▶ _TASK PROMPT_: Every entry below must appear again, exactly as written.

▶ _RECORDS_:
▼

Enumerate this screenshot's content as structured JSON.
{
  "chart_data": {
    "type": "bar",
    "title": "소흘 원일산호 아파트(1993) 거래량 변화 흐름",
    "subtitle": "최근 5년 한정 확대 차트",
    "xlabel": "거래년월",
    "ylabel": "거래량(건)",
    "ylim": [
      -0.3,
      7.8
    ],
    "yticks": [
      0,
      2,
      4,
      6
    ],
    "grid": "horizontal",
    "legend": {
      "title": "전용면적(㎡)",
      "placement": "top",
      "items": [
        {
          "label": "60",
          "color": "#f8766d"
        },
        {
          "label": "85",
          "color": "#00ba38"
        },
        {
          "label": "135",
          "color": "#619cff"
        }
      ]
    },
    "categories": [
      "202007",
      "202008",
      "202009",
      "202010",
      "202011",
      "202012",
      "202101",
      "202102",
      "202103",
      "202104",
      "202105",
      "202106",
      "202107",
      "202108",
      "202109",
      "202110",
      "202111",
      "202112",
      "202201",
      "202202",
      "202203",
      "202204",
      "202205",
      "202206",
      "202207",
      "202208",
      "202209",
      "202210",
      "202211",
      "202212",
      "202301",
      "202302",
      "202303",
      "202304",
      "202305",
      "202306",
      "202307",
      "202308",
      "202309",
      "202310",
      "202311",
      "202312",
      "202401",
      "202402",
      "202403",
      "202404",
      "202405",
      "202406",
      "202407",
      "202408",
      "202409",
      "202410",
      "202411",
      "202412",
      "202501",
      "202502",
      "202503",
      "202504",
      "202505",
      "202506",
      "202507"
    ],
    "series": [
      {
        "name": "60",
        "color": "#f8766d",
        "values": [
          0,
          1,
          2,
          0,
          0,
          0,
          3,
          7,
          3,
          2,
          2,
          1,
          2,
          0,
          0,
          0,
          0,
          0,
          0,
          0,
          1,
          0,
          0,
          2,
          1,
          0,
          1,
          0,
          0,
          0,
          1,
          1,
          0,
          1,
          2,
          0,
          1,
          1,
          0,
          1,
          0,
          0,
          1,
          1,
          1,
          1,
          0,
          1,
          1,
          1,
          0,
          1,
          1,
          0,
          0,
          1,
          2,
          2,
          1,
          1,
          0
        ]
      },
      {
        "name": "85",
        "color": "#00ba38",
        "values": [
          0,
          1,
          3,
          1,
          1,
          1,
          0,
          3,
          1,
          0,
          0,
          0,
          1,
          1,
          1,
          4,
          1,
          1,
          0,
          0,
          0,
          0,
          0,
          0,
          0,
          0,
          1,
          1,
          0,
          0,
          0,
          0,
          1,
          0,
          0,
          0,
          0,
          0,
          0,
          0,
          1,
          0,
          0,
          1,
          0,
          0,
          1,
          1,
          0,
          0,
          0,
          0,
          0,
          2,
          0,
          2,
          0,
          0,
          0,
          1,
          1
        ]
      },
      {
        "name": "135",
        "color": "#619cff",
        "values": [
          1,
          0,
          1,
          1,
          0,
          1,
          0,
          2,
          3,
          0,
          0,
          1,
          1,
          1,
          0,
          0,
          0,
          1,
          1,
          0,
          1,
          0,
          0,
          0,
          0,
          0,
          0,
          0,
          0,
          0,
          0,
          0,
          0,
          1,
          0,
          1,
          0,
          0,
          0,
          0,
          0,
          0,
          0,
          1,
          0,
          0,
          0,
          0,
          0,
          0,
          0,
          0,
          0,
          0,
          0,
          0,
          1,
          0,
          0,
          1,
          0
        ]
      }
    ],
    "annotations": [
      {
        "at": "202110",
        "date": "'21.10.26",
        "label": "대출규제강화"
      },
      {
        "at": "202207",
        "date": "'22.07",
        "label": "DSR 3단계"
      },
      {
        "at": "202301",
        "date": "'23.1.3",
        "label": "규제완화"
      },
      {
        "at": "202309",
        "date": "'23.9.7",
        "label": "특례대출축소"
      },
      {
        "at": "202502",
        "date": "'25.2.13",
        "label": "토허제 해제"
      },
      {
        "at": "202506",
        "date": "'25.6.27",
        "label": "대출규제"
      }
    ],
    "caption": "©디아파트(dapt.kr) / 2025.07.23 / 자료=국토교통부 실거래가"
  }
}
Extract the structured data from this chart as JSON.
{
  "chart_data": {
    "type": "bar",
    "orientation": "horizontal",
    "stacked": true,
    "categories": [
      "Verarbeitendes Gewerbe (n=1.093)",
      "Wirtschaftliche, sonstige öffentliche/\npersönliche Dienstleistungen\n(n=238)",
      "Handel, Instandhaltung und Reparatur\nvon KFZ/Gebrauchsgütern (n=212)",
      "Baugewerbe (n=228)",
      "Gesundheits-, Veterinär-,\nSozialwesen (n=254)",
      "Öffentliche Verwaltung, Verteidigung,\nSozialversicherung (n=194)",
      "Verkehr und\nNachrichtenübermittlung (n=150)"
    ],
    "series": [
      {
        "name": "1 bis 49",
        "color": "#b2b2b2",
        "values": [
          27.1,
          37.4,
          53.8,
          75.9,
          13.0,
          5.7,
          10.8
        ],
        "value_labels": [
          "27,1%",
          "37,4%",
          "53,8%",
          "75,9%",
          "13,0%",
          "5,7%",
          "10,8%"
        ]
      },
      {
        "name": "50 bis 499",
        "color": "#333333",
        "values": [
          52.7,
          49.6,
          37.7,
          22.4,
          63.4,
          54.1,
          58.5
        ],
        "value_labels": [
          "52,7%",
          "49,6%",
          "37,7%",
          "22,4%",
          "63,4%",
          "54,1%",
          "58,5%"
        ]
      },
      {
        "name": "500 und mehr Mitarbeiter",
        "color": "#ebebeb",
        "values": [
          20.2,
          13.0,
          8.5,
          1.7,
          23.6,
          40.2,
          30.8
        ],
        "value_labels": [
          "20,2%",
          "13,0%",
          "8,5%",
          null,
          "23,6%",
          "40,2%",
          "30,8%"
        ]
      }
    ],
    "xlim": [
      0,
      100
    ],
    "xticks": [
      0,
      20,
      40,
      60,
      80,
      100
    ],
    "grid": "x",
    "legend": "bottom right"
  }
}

▲

▶ _RESPONSE FOR THIS EXERCISE_:
Enumerate this screenshot's content as structured JSON.
{
  "chart_data": {
    "type": "bar",
    "title": "소흘 원일산호 아파트(1993) 거래량 변화 흐름",
    "subtitle": "최근 5년 한정 확대 차트",
    "xlabel": "거래년월",
    "ylabel": "거래량(건)",
    "ylim": [
      -0.3,
      7.8
    ],
    "yticks": [
      0,
      2,
      4,
      6
    ],
    "grid": "horizontal",
    "legend": {
      "title": "전용면적(㎡)",
      "placement": "top",
      "items": [
        {
          "label": "60",
          "color": "#f8766d"
        },
        {
          "label": "85",
          "color": "#00ba38"
        },
        {
          "label": "135",
          "color": "#619cff"
        }
      ]
    },
    "categories": [
      "202007",
      "202008",
      "202009",
      "202010",
      "202011",
      "202012",
      "202101",
      "202102",
      "202103",
      "202104",
      "202105",
      "202106",
      "202107",
      "202108",
      "202109",
      "202110",
      "202111",
      "202112",
      "202201",
      "202202",
      "202203",
      "202204",
      "202205",
      "202206",
      "202207",
      "202208",
      "202209",
      "202210",
      "202211",
      "202212",
      "202301",
      "202302",
      "202303",
      "202304",
      "202305",
      "202306",
      "202307",
      "202308",
      "202309",
      "202310",
      "202311",
      "202312",
      "202401",
      "202402",
      "202403",
      "202404",
      "202405",
      "202406",
      "202407",
      "202408",
      "202409",
      "202410",
      "202411",
      "202412",
      "202501",
      "202502",
      "202503",
      "202504",
      "202505",
      "202506",
      "202507"
    ],
    "series": [
      {
        "name": "60",
        "color": "#f8766d",
        "values": [
          0,
          1,
          2,
          0,
          0,
          0,
          3,
          7,
          3,
          2,
          2,
          1,
          2,
          0,
          0,
          0,
          0,
          0,
          0,
          0,
          1,
          0,
          0,
          2,
          1,
          0,
          1,
          0,
          0,
          0,
          1,
          1,
          0,
          1,
          2,
          0,
          1,
          1,
          0,
          1,
          0,
          0,
          1,
          1,
          1,
          1,
          0,
          1,
          1,
          1,
          0,
          1,
          1,
          0,
          0,
          1,
          2,
          2,
          1,
          1,
          0
        ]
      },
      {
        "name": "85",
        "color": "#00ba38",
        "values": [
          0,
          1,
          3,
          1,
          1,
          1,
          0,
          3,
          1,
          0,
          0,
          0,
          1,
          1,
          1,
          4,
          1,
          1,
          0,
          0,
          0,
          0,
          0,
          0,
          0,
          0,
          1,
          1,
          0,
          0,
          0,
          0,
          1,
          0,
          0,
          0,
          0,
          0,
          0,
          0,
          1,
          0,
          0,
          1,
          0,
          0,
          1,
          1,
          0,
          0,
          0,
          0,
          0,
          2,
          0,
          2,
          0,
          0,
          0,
          1,
          1
        ]
      },
      {
        "name": "135",
        "color": "#619cff",
        "values": [
          1,
          0,
          1,
          1,
          0,
          1,
          0,
          2,
          3,
          0,
          0,
          1,
          1,
          1,
          0,
          0,
          0,
          1,
          1,
          0,
          1,
          0,
          0,
          0,
          0,
          0,
          0,
          0,
          0,
          0,
          0,
          0,
          0,
          1,
          0,
          1,
          0,
          0,
          0,
          0,
          0,
          0,
          0,
          1,
          0,
          0,
          0,
          0,
          0,
          0,
          0,
          0,
          0,
          0,
          0,
          0,
          1,
          0,
          0,
          1,
          0
        ]
      }
    ],
    "annotations": [
      {
        "at": "202110",
        "date": "'21.10.26",
        "label": "대출규제강화"
      },
      {
        "at": "202207",
        "date": "'22.07",
        "label": "DSR 3단계"
      },
      {
        "at": "202301",
        "date": "'23.1.3",
        "label": "규제완화"
      },
      {
        "at": "202309",
        "date": "'23.9.7",
        "label": "특례대출축소"
      },
      {
        "at": "202502",
        "date": "'25.2.13",
        "label": "토허제 해제"
      },
      {
        "at": "202506",
        "date": "'25.6.27",
        "label": "대출규제"
      }
    ],
    "caption": "©디아파트(dapt.kr) / 2025.07.23 / 자료=국토교통부 실거래가"
  }
}
Extract the structured data from this chart as JSON.
{
  "chart_data": {
    "type": "bar",
    "orientation": "horizontal",
    "stacked": true,
    "categories": [
      "Verarbeitendes Gewerbe (n=1.093)",
      "Wirtschaftliche, sonstige öffentliche/\npersönliche Dienstleistungen\n(n=238)",
      "Handel, Instandhaltung und Reparatur\nvon KFZ/Gebrauchsgütern (n=212)",
      "Baugewerbe (n=228)",
      "Gesundheits-, Veterinär-,\nSozialwesen (n=254)",
      "Öffentliche Verwaltung, Verteidigung,\nSozialversicherung (n=194)",
      "Verkehr und\nNachrichtenübermittlung (n=150)"
    ],
    "series": [
      {
        "name": "1 bis 49",
        "color": "#b2b2b2",
        "values": [
          27.1,
          37.4,
          53.8,
          75.9,
          13.0,
          5.7,
          10.8
        ],
        "value_labels": [
          "27,1%",
          "37,4%",
          "53,8%",
          "75,9%",
          "13,0%",
          "5,7%",
          "10,8%"
        ]
      },
      {
        "name": "50 bis 499",
        "color": "#333333",
        "values": [
          52.7,
          49.6,
          37.7,
          22.4,
          63.4,
          54.1,
          58.5
        ],
        "value_labels": [
          "52,7%",
          "49,6%",
          "37,7%",
          "22,4%",
          "63,4%",
          "54,1%",
          "58,5%"
        ]
      },
      {
        "name": "500 und mehr Mitarbeiter",
        "color": "#ebebeb",
        "values": [
          20.2,
          13.0,
          8.5,
          1.7,
          23.6,
          40.2,
          30.8
        ],
        "value_labels": [
          "20,2%",
          "13,0%",
          "8,5%",
          null,
          "23,6%",
          "40,2%",
          "30,8%"
        ]
      }
    ],
    "xlim": [
      0,
      100
    ],
    "xticks": [
      0,
      20,
      40,
      60,
      80,
      100
    ],
    "grid": "x",
    "legend": "bottom right"
  }
}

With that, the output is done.